● Work instructions: Go through the records below line by line. Count the lines with "寄小读者" and give the count alone.

● Raw data:
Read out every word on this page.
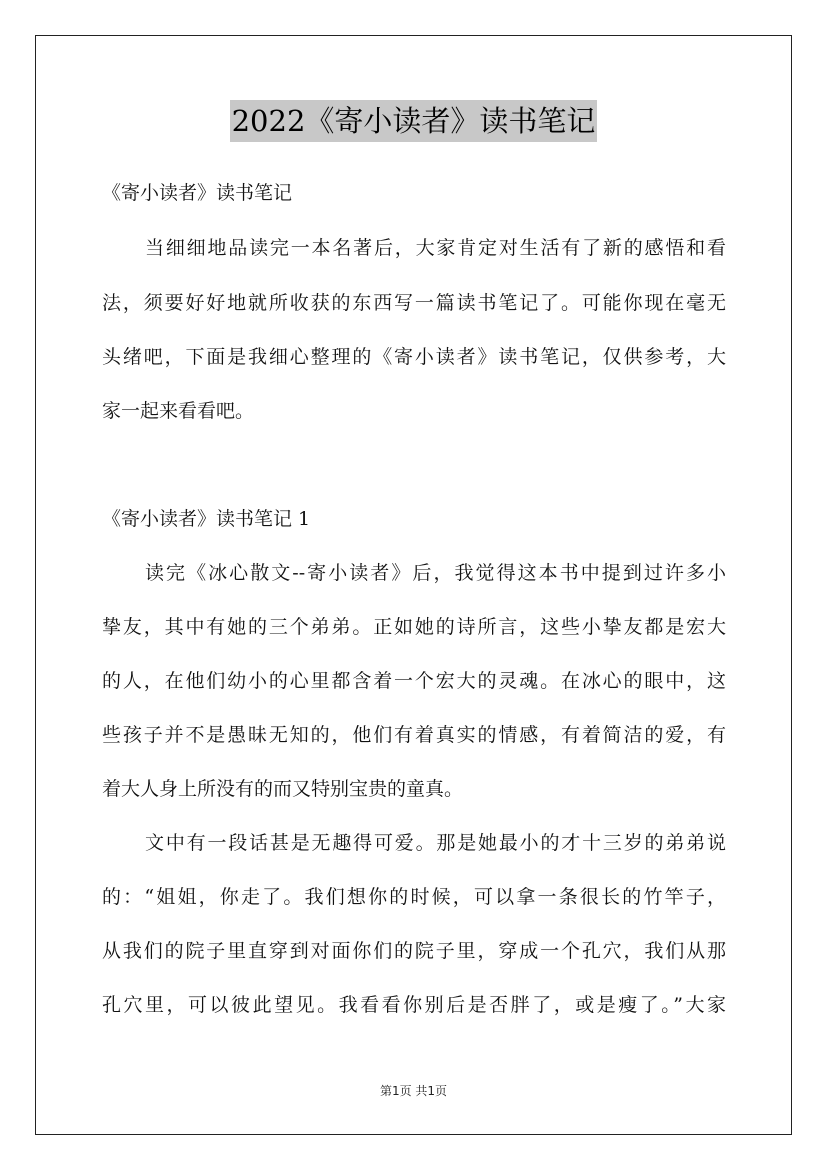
2022《寄小读者》读书笔记
《寄小读者》读书笔记
当细细地品读完一本名著后，大家肯定对生活有了新的感悟和看
法，须要好好地就所收获的东西写一篇读书笔记了。可能你现在毫无
头绪吧，下面是我细心整理的《寄小读者》读书笔记，仅供参考，大
家一起来看看吧。
《寄小读者》读书笔记 1
读完《冰心散文--寄小读者》后，我觉得这本书中提到过许多小
挚友，其中有她的三个弟弟。正如她的诗所言，这些小挚友都是宏大
的人，在他们幼小的心里都含着一个宏大的灵魂。在冰心的眼中，这
些孩子并不是愚昧无知的，他们有着真实的情感，有着简洁的爱，有
着大人身上所没有的而又特别宝贵的童真。
文中有一段话甚是无趣得可爱。那是她最小的才十三岁的弟弟说
的：“姐姐，你走了。我们想你的时候，可以拿一条很长的竹竿子，
从我们的院子里直穿到对面你们的院子里，穿成一个孔穴，我们从那
孔穴里，可以彼此望见。我看看你别后是否胖了，或是瘦了。”大家
第1页 共1页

● Response for this exercise: 5